## Directions
Return every line of the records below verbatim, with no pictures in the copy.

## Provided data
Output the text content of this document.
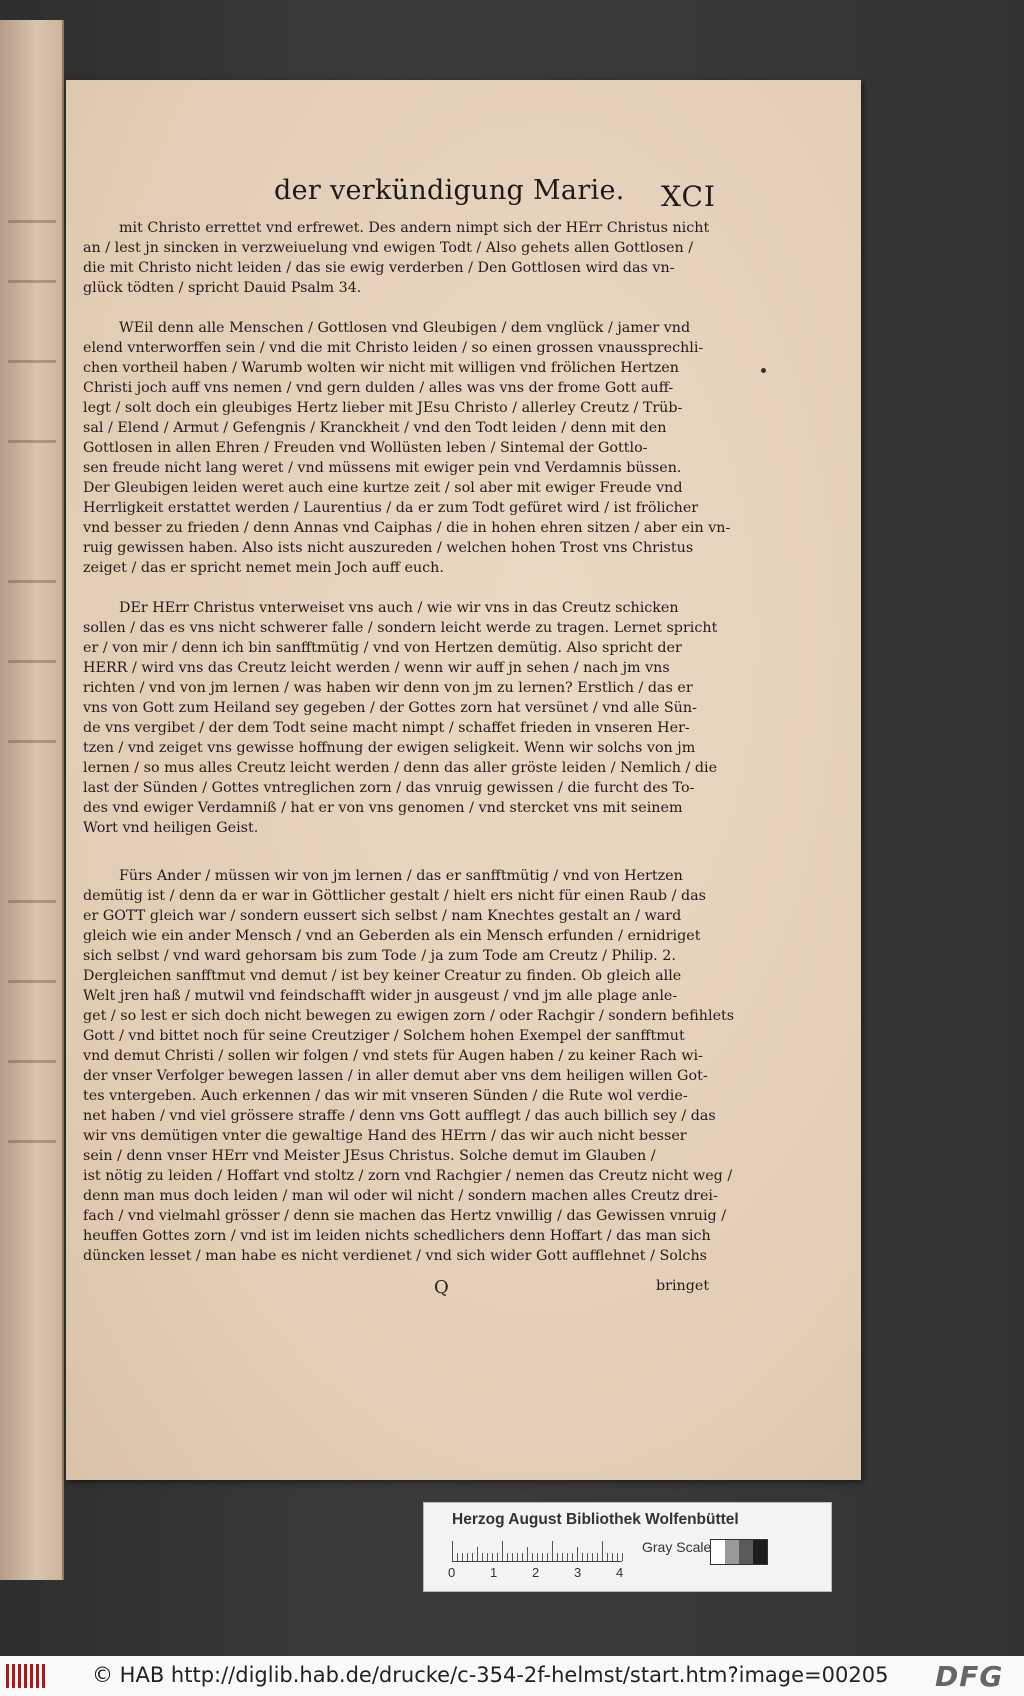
der verkündigung Marie.	XCI
mit Christo errettet vnd erfrewet. Des andern nimpt sich der HErr Christus nicht
an / lest jn sincken in verzweiuelung vnd ewigen Todt / Also gehets allen Gottlosen /
die mit Christo nicht leiden / das sie ewig verderben / Den Gottlosen wird das vn-
glück tödten / spricht Dauid Psalm 34.
WEil denn alle Menschen / Gottlosen vnd Gleubigen / dem vnglück / jamer vnd
elend vnterworffen sein / vnd die mit Christo leiden / so einen grossen vnaussprechli-
chen vortheil haben / Warumb wolten wir nicht mit willigen vnd frölichen Hertzen
Christi joch auff vns nemen / vnd gern dulden / alles was vns der frome Gott auff-
legt / solt doch ein gleubiges Hertz lieber mit JEsu Christo / allerley Creutz / Trüb-
sal / Elend / Armut / Gefengnis / Kranckheit / vnd den Todt leiden / denn mit den
Gottlosen in allen Ehren / Freuden vnd Wollüsten leben / Sintemal der Gottlo-
sen freude nicht lang weret / vnd müssens mit ewiger pein vnd Verdamnis büssen.
Der Gleubigen leiden weret auch eine kurtze zeit / sol aber mit ewiger Freude vnd
Herrligkeit erstattet werden / Laurentius / da er zum Todt gefüret wird / ist frölicher
vnd besser zu frieden / denn Annas vnd Caiphas / die in hohen ehren sitzen / aber ein vn-
ruig gewissen haben. Also ists nicht auszureden / welchen hohen Trost vns Christus
zeiget / das er spricht nemet mein Joch auff euch.
DEr HErr Christus vnterweiset vns auch / wie wir vns in das Creutz schicken
sollen / das es vns nicht schwerer falle / sondern leicht werde zu tragen. Lernet spricht
er / von mir / denn ich bin sanfftmütig / vnd von Hertzen demütig. Also spricht der
HERR / wird vns das Creutz leicht werden / wenn wir auff jn sehen / nach jm vns
richten / vnd von jm lernen / was haben wir denn von jm zu lernen? Erstlich / das er
vns von Gott zum Heiland sey gegeben / der Gottes zorn hat versünet / vnd alle Sün-
de vns vergibet / der dem Todt seine macht nimpt / schaffet frieden in vnseren Her-
tzen / vnd zeiget vns gewisse hoffnung der ewigen seligkeit. Wenn wir solchs von jm
lernen / so mus alles Creutz leicht werden / denn das aller gröste leiden / Nemlich / die
last der Sünden / Gottes vntreglichen zorn / das vnruig gewissen / die furcht des To-
des vnd ewiger Verdamniß / hat er von vns genomen / vnd stercket vns mit seinem
Wort vnd heiligen Geist.
Fürs Ander / müssen wir von jm lernen / das er sanfftmütig / vnd von Hertzen
demütig ist / denn da er war in Göttlicher gestalt / hielt ers nicht für einen Raub / das
er GOTT gleich war / sondern eussert sich selbst / nam Knechtes gestalt an / ward
gleich wie ein ander Mensch / vnd an Geberden als ein Mensch erfunden / ernidriget
sich selbst / vnd ward gehorsam bis zum Tode / ja zum Tode am Creutz / Philip. 2.
Dergleichen sanfftmut vnd demut / ist bey keiner Creatur zu finden. Ob gleich alle
Welt jren haß / mutwil vnd feindschafft wider jn ausgeust / vnd jm alle plage anle-
get / so lest er sich doch nicht bewegen zu ewigen zorn / oder Rachgir / sondern befihlets
Gott / vnd bittet noch für seine Creutziger / Solchem hohen Exempel der sanfftmut
vnd demut Christi / sollen wir folgen / vnd stets für Augen haben / zu keiner Rach wi-
der vnser Verfolger bewegen lassen / in aller demut aber vns dem heiligen willen Got-
tes vntergeben. Auch erkennen / das wir mit vnseren Sünden / die Rute wol verdie-
net haben / vnd viel grössere straffe / denn vns Gott aufflegt / das auch billich sey / das
wir vns demütigen vnter die gewaltige Hand des HErrn / das wir auch nicht besser
sein / denn vnser HErr vnd Meister JEsus Christus. Solche demut im Glauben /
ist nötig zu leiden / Hoffart vnd stoltz / zorn vnd Rachgier / nemen das Creutz nicht weg /
denn man mus doch leiden / man wil oder wil nicht / sondern machen alles Creutz drei-
fach / vnd vielmahl grösser / denn sie machen das Hertz vnwillig / das Gewissen vnruig /
heuffen Gottes zorn / vnd ist im leiden nichts schedlichers denn Hoffart / das man sich
düncken lesset / man habe es nicht verdienet / vnd sich wider Gott aufflehnet / Solchs
Q	bringet
Herzog August Bibliothek Wolfenbüttel
0	1	2	3	4
Gray Scale
© HAB http://diglib.hab.de/drucke/c-354-2f-helmst/start.htm?image=00205 DFG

## Exercise answer
Output the text content of this document.
der verkündigung Marie.	XCI
mit Christo errettet vnd erfrewet. Des andern nimpt sich der HErr Christus nicht
an / lest jn sincken in verzweiuelung vnd ewigen Todt / Also gehets allen Gottlosen /
die mit Christo nicht leiden / das sie ewig verderben / Den Gottlosen wird das vn-
glück tödten / spricht Dauid Psalm 34.
WEil denn alle Menschen / Gottlosen vnd Gleubigen / dem vnglück / jamer vnd
elend vnterworffen sein / vnd die mit Christo leiden / so einen grossen vnaussprechli-
chen vortheil haben / Warumb wolten wir nicht mit willigen vnd frölichen Hertzen
Christi joch auff vns nemen / vnd gern dulden / alles was vns der frome Gott auff-
legt / solt doch ein gleubiges Hertz lieber mit JEsu Christo / allerley Creutz / Trüb-
sal / Elend / Armut / Gefengnis / Kranckheit / vnd den Todt leiden / denn mit den
Gottlosen in allen Ehren / Freuden vnd Wollüsten leben / Sintemal der Gottlo-
sen freude nicht lang weret / vnd müssens mit ewiger pein vnd Verdamnis büssen.
Der Gleubigen leiden weret auch eine kurtze zeit / sol aber mit ewiger Freude vnd
Herrligkeit erstattet werden / Laurentius / da er zum Todt gefüret wird / ist frölicher
vnd besser zu frieden / denn Annas vnd Caiphas / die in hohen ehren sitzen / aber ein vn-
ruig gewissen haben. Also ists nicht auszureden / welchen hohen Trost vns Christus
zeiget / das er spricht nemet mein Joch auff euch.
DEr HErr Christus vnterweiset vns auch / wie wir vns in das Creutz schicken
sollen / das es vns nicht schwerer falle / sondern leicht werde zu tragen. Lernet spricht
er / von mir / denn ich bin sanfftmütig / vnd von Hertzen demütig. Also spricht der
HERR / wird vns das Creutz leicht werden / wenn wir auff jn sehen / nach jm vns
richten / vnd von jm lernen / was haben wir denn von jm zu lernen? Erstlich / das er
vns von Gott zum Heiland sey gegeben / der Gottes zorn hat versünet / vnd alle Sün-
de vns vergibet / der dem Todt seine macht nimpt / schaffet frieden in vnseren Her-
tzen / vnd zeiget vns gewisse hoffnung der ewigen seligkeit. Wenn wir solchs von jm
lernen / so mus alles Creutz leicht werden / denn das aller gröste leiden / Nemlich / die
last der Sünden / Gottes vntreglichen zorn / das vnruig gewissen / die furcht des To-
des vnd ewiger Verdamniß / hat er von vns genomen / vnd stercket vns mit seinem
Wort vnd heiligen Geist.
Fürs Ander / müssen wir von jm lernen / das er sanfftmütig / vnd von Hertzen
demütig ist / denn da er war in Göttlicher gestalt / hielt ers nicht für einen Raub / das
er GOTT gleich war / sondern eussert sich selbst / nam Knechtes gestalt an / ward
gleich wie ein ander Mensch / vnd an Geberden als ein Mensch erfunden / ernidriget
sich selbst / vnd ward gehorsam bis zum Tode / ja zum Tode am Creutz / Philip. 2.
Dergleichen sanfftmut vnd demut / ist bey keiner Creatur zu finden. Ob gleich alle
Welt jren haß / mutwil vnd feindschafft wider jn ausgeust / vnd jm alle plage anle-
get / so lest er sich doch nicht bewegen zu ewigen zorn / oder Rachgir / sondern befihlets
Gott / vnd bittet noch für seine Creutziger / Solchem hohen Exempel der sanfftmut
vnd demut Christi / sollen wir folgen / vnd stets für Augen haben / zu keiner Rach wi-
der vnser Verfolger bewegen lassen / in aller demut aber vns dem heiligen willen Got-
tes vntergeben. Auch erkennen / das wir mit vnseren Sünden / die Rute wol verdie-
net haben / vnd viel grössere straffe / denn vns Gott aufflegt / das auch billich sey / das
wir vns demütigen vnter die gewaltige Hand des HErrn / das wir auch nicht besser
sein / denn vnser HErr vnd Meister JEsus Christus. Solche demut im Glauben /
ist nötig zu leiden / Hoffart vnd stoltz / zorn vnd Rachgier / nemen das Creutz nicht weg /
denn man mus doch leiden / man wil oder wil nicht / sondern machen alles Creutz drei-
fach / vnd vielmahl grösser / denn sie machen das Hertz vnwillig / das Gewissen vnruig /
heuffen Gottes zorn / vnd ist im leiden nichts schedlichers denn Hoffart / das man sich
düncken lesset / man habe es nicht verdienet / vnd sich wider Gott aufflehnet / Solchs
Q	bringet
Herzog August Bibliothek Wolfenbüttel
0	1	2	3	4
Gray Scale
© HAB http://diglib.hab.de/drucke/c-354-2f-helmst/start.htm?image=00205 DFG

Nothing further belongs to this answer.